-- Given problem --
Read the entries below and pull out each line with the string "menu".

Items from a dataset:
* * * * * * * * *

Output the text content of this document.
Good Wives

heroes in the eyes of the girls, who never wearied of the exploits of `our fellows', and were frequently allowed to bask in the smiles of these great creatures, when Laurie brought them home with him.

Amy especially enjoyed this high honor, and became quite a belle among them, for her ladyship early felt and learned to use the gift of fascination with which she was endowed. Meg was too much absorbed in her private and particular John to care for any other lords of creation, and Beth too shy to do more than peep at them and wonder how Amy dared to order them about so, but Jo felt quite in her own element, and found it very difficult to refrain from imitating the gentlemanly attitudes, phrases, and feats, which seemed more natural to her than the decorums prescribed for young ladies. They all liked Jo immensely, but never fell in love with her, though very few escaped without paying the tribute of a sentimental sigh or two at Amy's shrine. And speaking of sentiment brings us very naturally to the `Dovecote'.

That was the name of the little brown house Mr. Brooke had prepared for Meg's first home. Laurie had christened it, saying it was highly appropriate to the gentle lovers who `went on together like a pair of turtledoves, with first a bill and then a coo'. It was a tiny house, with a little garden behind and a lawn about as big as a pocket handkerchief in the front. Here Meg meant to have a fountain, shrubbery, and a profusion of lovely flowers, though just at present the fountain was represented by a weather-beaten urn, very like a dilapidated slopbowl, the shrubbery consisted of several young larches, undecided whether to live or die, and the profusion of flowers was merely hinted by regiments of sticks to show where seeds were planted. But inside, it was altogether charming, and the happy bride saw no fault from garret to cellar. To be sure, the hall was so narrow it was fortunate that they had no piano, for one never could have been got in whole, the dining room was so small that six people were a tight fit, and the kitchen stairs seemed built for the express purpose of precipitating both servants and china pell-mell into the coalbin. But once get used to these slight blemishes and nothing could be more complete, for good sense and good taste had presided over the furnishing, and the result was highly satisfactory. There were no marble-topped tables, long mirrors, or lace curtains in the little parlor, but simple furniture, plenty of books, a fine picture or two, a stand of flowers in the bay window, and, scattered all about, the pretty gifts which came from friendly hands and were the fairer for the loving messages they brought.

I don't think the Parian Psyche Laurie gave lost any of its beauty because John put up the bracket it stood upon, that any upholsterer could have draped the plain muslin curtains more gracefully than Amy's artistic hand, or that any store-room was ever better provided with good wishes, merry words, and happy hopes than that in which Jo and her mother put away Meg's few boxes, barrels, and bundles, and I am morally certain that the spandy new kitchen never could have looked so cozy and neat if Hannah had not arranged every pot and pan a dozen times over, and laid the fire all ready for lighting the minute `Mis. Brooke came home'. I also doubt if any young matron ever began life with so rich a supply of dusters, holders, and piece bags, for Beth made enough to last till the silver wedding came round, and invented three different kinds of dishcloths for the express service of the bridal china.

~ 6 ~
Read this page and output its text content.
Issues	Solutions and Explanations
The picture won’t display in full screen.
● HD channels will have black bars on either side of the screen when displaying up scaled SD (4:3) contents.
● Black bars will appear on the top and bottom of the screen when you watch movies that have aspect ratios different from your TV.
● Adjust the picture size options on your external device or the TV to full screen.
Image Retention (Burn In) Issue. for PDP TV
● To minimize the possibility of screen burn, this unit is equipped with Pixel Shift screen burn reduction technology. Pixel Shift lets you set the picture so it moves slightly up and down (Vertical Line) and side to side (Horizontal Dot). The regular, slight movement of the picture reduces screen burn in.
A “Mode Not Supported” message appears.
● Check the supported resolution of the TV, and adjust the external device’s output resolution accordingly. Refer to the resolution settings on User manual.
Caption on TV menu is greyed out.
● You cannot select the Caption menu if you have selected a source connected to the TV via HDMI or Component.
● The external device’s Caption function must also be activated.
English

* * * * * * * * *

-- Correct output --
Caption on TV menu is greyed out.
● You cannot select the Caption menu if you have selected a source connected to the TV via HDMI or Component.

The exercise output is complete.